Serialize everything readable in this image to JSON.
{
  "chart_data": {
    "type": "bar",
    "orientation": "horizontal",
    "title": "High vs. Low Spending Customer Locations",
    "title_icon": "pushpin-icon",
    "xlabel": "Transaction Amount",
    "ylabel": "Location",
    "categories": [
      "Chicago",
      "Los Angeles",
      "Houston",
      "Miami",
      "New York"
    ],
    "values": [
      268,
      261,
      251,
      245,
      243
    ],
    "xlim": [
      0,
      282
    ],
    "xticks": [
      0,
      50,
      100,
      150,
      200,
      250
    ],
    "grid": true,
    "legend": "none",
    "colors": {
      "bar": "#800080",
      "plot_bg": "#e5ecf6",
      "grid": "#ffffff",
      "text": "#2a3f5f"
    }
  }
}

● **Written task**:
Retype every record above exactly as it appears.

● **Expected answer**:
Serialize everything readable in this image to JSON.
{
  "chart_data": {
    "type": "bar",
    "orientation": "horizontal",
    "title": "High vs. Low Spending Customer Locations",
    "title_icon": "pushpin-icon",
    "xlabel": "Transaction Amount",
    "ylabel": "Location",
    "categories": [
      "Chicago",
      "Los Angeles",
      "Houston",
      "Miami",
      "New York"
    ],
    "values": [
      268,
      261,
      251,
      245,
      243
    ],
    "xlim": [
      0,
      282
    ],
    "xticks": [
      0,
      50,
      100,
      150,
      200,
      250
    ],
    "grid": true,
    "legend": "none",
    "colors": {
      "bar": "#800080",
      "plot_bg": "#e5ecf6",
      "grid": "#ffffff",
      "text": "#2a3f5f"
    }
  }
}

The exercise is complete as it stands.